The problem: Repeat every entry word for word, skipping the pictures.

Supplied records:
━━━
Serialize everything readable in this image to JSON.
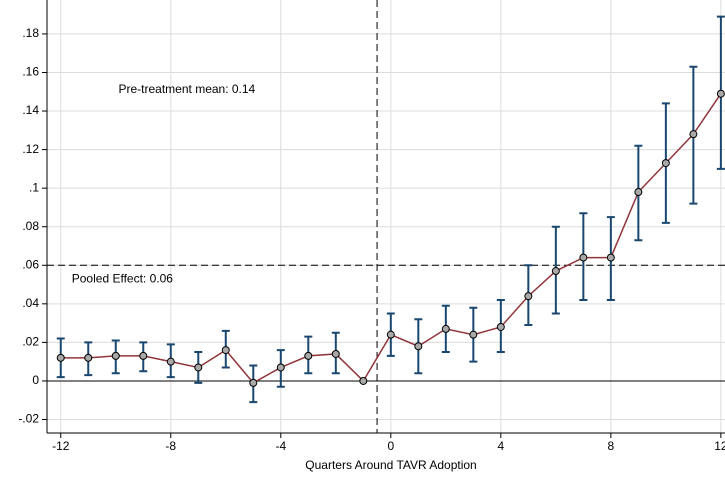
{
  "chart_data": {
    "type": "event-study",
    "xlabel": "Quarters Around TAVR Adoption",
    "annotations": [
      "Pre-treatment mean: 0.14",
      "Pooled Effect: 0.06"
    ],
    "x": [
      -12,
      -11,
      -10,
      -9,
      -8,
      -7,
      -6,
      -5,
      -4,
      -3,
      -2,
      -1,
      0,
      1,
      2,
      3,
      4,
      5,
      6,
      7,
      8,
      9,
      10,
      11,
      12
    ],
    "values": [
      0.012,
      0.012,
      0.013,
      0.013,
      0.01,
      0.007,
      0.016,
      -0.001,
      0.007,
      0.013,
      0.014,
      0,
      0.024,
      0.018,
      0.027,
      0.024,
      0.028,
      0.044,
      0.057,
      0.064,
      0.064,
      0.098,
      0.113,
      0.128,
      0.149
    ],
    "lower": [
      0.002,
      0.003,
      0.004,
      0.005,
      0.002,
      -0.001,
      0.007,
      -0.011,
      -0.003,
      0.004,
      0.004,
      null,
      0.013,
      0.004,
      0.015,
      0.01,
      0.015,
      0.029,
      0.035,
      0.042,
      0.042,
      0.073,
      0.082,
      0.092,
      0.11
    ],
    "upper": [
      0.022,
      0.02,
      0.021,
      0.02,
      0.019,
      0.015,
      0.026,
      0.008,
      0.016,
      0.023,
      0.025,
      null,
      0.035,
      0.032,
      0.039,
      0.038,
      0.042,
      0.06,
      0.08,
      0.087,
      0.085,
      0.122,
      0.144,
      0.163,
      0.189
    ],
    "line_color": "#90353b",
    "errorbar_color": "#1a476f",
    "marker_color": "#a9a9a9",
    "xlim": [
      -12.5,
      12.15
    ],
    "ylim": [
      -0.027,
      0.1976
    ],
    "xticks": [
      -12,
      -8,
      -4,
      0,
      4,
      8,
      12
    ],
    "yticks": [
      {
        "value": -0.02,
        "label": "-.02"
      },
      0,
      {
        "value": 0.02,
        "label": ".02"
      },
      {
        "value": 0.04,
        "label": ".04"
      },
      {
        "value": 0.06,
        "label": ".06"
      },
      {
        "value": 0.08,
        "label": ".08"
      },
      {
        "value": 0.1,
        "label": ".1"
      },
      {
        "value": 0.12,
        "label": ".12"
      },
      {
        "value": 0.14,
        "label": ".14"
      },
      {
        "value": 0.16,
        "label": ".16"
      },
      {
        "value": 0.18,
        "label": ".18"
      }
    ],
    "vline": -0.5,
    "hline": 0.06,
    "baseline": 0,
    "grid": true
  }
}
━━━
Solution to this task:
Serialize everything readable in this image to JSON.
{
  "chart_data": {
    "type": "event-study",
    "xlabel": "Quarters Around TAVR Adoption",
    "annotations": [
      "Pre-treatment mean: 0.14",
      "Pooled Effect: 0.06"
    ],
    "x": [
      -12,
      -11,
      -10,
      -9,
      -8,
      -7,
      -6,
      -5,
      -4,
      -3,
      -2,
      -1,
      0,
      1,
      2,
      3,
      4,
      5,
      6,
      7,
      8,
      9,
      10,
      11,
      12
    ],
    "values": [
      0.012,
      0.012,
      0.013,
      0.013,
      0.01,
      0.007,
      0.016,
      -0.001,
      0.007,
      0.013,
      0.014,
      0,
      0.024,
      0.018,
      0.027,
      0.024,
      0.028,
      0.044,
      0.057,
      0.064,
      0.064,
      0.098,
      0.113,
      0.128,
      0.149
    ],
    "lower": [
      0.002,
      0.003,
      0.004,
      0.005,
      0.002,
      -0.001,
      0.007,
      -0.011,
      -0.003,
      0.004,
      0.004,
      null,
      0.013,
      0.004,
      0.015,
      0.01,
      0.015,
      0.029,
      0.035,
      0.042,
      0.042,
      0.073,
      0.082,
      0.092,
      0.11
    ],
    "upper": [
      0.022,
      0.02,
      0.021,
      0.02,
      0.019,
      0.015,
      0.026,
      0.008,
      0.016,
      0.023,
      0.025,
      null,
      0.035,
      0.032,
      0.039,
      0.038,
      0.042,
      0.06,
      0.08,
      0.087,
      0.085,
      0.122,
      0.144,
      0.163,
      0.189
    ],
    "line_color": "#90353b",
    "errorbar_color": "#1a476f",
    "marker_color": "#a9a9a9",
    "xlim": [
      -12.5,
      12.15
    ],
    "ylim": [
      -0.027,
      0.1976
    ],
    "xticks": [
      -12,
      -8,
      -4,
      0,
      4,
      8,
      12
    ],
    "yticks": [
      {
        "value": -0.02,
        "label": "-.02"
      },
      0,
      {
        "value": 0.02,
        "label": ".02"
      },
      {
        "value": 0.04,
        "label": ".04"
      },
      {
        "value": 0.06,
        "label": ".06"
      },
      {
        "value": 0.08,
        "label": ".08"
      },
      {
        "value": 0.1,
        "label": ".1"
      },
      {
        "value": 0.12,
        "label": ".12"
      },
      {
        "value": 0.14,
        "label": ".14"
      },
      {
        "value": 0.16,
        "label": ".16"
      },
      {
        "value": 0.18,
        "label": ".18"
      }
    ],
    "vline": -0.5,
    "hline": 0.06,
    "baseline": 0,
    "grid": true
  }
}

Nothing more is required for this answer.